All of the entries should be returned without a single change.

----- Extracted entries -----

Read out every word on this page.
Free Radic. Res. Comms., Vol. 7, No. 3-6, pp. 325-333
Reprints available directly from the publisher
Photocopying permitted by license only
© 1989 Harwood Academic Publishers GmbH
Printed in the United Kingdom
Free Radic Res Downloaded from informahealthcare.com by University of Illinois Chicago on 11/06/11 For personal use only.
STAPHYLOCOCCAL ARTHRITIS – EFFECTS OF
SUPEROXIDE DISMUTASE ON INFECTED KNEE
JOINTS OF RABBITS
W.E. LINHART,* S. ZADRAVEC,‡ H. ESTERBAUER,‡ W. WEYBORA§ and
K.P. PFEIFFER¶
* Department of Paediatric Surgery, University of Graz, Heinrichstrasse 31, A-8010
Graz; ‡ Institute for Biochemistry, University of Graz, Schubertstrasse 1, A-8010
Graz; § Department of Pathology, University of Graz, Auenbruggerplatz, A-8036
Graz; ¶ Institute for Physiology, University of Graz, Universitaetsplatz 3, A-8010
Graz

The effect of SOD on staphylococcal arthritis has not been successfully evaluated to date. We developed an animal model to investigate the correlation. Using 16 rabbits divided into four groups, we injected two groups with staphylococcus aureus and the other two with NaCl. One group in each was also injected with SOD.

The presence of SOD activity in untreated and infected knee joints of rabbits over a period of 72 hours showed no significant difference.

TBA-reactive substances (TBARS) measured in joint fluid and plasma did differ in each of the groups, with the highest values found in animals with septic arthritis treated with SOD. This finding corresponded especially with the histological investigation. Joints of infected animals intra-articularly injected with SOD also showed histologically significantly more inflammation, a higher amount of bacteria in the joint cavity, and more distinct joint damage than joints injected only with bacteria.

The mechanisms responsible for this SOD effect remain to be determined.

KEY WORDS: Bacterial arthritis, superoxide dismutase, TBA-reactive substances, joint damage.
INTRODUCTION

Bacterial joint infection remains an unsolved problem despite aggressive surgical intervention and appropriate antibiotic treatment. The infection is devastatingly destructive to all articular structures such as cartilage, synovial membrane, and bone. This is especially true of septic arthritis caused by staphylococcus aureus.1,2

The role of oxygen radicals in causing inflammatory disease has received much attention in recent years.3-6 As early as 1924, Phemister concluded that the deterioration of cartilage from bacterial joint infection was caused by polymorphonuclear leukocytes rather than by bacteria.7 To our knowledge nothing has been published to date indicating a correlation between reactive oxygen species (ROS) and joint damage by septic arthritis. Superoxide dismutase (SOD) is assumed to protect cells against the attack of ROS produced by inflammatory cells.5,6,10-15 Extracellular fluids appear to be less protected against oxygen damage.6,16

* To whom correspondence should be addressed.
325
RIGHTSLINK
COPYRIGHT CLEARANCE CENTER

-----

Problem solution:
Read out every word on this page.
Free Radic. Res. Comms., Vol. 7, No. 3-6, pp. 325-333
Reprints available directly from the publisher
Photocopying permitted by license only
© 1989 Harwood Academic Publishers GmbH
Printed in the United Kingdom
Free Radic Res Downloaded from informahealthcare.com by University of Illinois Chicago on 11/06/11 For personal use only.
STAPHYLOCOCCAL ARTHRITIS – EFFECTS OF
SUPEROXIDE DISMUTASE ON INFECTED KNEE
JOINTS OF RABBITS
W.E. LINHART,* S. ZADRAVEC,‡ H. ESTERBAUER,‡ W. WEYBORA§ and
K.P. PFEIFFER¶
* Department of Paediatric Surgery, University of Graz, Heinrichstrasse 31, A-8010
Graz; ‡ Institute for Biochemistry, University of Graz, Schubertstrasse 1, A-8010
Graz; § Department of Pathology, University of Graz, Auenbruggerplatz, A-8036
Graz; ¶ Institute for Physiology, University of Graz, Universitaetsplatz 3, A-8010
Graz

The effect of SOD on staphylococcal arthritis has not been successfully evaluated to date. We developed an animal model to investigate the correlation. Using 16 rabbits divided into four groups, we injected two groups with staphylococcus aureus and the other two with NaCl. One group in each was also injected with SOD.

The presence of SOD activity in untreated and infected knee joints of rabbits over a period of 72 hours showed no significant difference.

TBA-reactive substances (TBARS) measured in joint fluid and plasma did differ in each of the groups, with the highest values found in animals with septic arthritis treated with SOD. This finding corresponded especially with the histological investigation. Joints of infected animals intra-articularly injected with SOD also showed histologically significantly more inflammation, a higher amount of bacteria in the joint cavity, and more distinct joint damage than joints injected only with bacteria.

The mechanisms responsible for this SOD effect remain to be determined.

KEY WORDS: Bacterial arthritis, superoxide dismutase, TBA-reactive substances, joint damage.
INTRODUCTION

Bacterial joint infection remains an unsolved problem despite aggressive surgical intervention and appropriate antibiotic treatment. The infection is devastatingly destructive to all articular structures such as cartilage, synovial membrane, and bone. This is especially true of septic arthritis caused by staphylococcus aureus.1,2

The role of oxygen radicals in causing inflammatory disease has received much attention in recent years.3-6 As early as 1924, Phemister concluded that the deterioration of cartilage from bacterial joint infection was caused by polymorphonuclear leukocytes rather than by bacteria.7 To our knowledge nothing has been published to date indicating a correlation between reactive oxygen species (ROS) and joint damage by septic arthritis. Superoxide dismutase (SOD) is assumed to protect cells against the attack of ROS produced by inflammatory cells.5,6,10-15 Extracellular fluids appear to be less protected against oxygen damage.6,16

* To whom correspondence should be addressed.
325
RIGHTSLINK
COPYRIGHT CLEARANCE CENTER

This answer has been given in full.